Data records
⟨
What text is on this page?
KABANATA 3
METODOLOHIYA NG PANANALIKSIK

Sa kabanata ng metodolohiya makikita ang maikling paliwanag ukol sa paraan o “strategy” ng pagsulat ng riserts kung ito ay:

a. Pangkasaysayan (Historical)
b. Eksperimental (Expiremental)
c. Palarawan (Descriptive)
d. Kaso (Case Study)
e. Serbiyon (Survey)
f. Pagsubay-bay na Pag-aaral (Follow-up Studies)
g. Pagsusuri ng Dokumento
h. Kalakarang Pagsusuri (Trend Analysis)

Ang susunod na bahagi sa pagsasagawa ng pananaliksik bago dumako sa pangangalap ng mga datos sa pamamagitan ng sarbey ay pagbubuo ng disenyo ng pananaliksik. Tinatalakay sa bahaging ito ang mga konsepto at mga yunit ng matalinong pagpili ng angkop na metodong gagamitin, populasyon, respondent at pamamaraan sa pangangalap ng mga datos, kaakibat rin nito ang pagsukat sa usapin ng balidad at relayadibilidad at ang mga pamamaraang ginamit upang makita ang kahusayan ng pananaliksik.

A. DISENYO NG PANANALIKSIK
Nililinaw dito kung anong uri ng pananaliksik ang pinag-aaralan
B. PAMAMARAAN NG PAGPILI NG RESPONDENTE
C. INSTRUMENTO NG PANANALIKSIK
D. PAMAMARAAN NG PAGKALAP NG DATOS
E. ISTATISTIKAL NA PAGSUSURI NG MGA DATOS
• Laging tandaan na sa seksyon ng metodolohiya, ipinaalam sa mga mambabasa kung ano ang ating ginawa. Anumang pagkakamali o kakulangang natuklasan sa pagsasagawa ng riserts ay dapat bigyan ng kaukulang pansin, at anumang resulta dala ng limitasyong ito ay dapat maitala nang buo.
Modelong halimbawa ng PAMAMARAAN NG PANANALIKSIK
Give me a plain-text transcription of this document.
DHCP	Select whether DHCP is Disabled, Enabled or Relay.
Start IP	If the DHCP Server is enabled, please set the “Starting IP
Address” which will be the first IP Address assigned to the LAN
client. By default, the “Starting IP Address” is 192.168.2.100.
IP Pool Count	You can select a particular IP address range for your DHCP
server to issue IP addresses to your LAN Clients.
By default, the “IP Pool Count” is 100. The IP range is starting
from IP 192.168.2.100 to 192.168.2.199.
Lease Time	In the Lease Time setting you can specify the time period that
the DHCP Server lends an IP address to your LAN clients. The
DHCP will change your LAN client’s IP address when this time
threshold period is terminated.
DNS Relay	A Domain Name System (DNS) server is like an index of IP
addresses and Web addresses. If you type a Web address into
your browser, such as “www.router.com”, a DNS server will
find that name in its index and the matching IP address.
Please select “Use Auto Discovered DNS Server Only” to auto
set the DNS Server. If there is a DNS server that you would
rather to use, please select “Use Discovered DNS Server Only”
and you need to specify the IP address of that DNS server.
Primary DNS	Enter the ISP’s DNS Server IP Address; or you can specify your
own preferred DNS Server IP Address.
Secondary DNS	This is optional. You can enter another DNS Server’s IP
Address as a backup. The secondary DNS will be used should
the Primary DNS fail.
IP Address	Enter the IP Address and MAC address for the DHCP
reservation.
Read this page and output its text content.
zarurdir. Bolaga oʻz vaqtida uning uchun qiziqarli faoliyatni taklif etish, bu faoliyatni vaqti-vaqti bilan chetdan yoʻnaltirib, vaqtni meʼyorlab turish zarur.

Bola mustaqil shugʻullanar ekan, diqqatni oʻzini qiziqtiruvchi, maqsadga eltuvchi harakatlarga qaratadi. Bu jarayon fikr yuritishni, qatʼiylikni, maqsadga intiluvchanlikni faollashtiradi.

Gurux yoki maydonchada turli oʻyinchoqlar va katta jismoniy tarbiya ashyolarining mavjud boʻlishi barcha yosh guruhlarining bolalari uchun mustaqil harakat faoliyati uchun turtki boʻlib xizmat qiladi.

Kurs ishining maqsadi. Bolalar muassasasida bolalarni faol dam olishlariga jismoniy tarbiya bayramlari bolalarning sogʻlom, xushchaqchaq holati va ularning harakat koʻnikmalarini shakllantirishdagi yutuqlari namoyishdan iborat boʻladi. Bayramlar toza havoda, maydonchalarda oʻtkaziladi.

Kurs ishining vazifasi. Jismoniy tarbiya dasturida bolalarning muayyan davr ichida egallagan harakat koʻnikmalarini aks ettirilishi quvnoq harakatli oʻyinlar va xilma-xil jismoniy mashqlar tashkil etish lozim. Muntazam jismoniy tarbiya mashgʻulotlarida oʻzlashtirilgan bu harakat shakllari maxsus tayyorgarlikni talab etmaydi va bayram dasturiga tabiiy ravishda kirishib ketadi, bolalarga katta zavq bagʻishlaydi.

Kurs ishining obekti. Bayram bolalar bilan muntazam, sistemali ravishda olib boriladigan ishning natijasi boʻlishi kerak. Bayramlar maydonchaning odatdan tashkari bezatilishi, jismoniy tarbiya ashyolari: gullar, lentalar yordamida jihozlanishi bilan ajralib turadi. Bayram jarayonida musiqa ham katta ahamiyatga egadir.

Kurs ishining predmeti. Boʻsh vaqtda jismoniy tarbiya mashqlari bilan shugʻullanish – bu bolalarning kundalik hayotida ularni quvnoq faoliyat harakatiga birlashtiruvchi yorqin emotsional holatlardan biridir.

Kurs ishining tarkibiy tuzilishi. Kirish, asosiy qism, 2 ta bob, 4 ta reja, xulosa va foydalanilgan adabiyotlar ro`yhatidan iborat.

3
⟩
#### [What to do]
Only a number is expected here: the count of lines in the listing that hold the string "riserts".

#### [Final answer]
2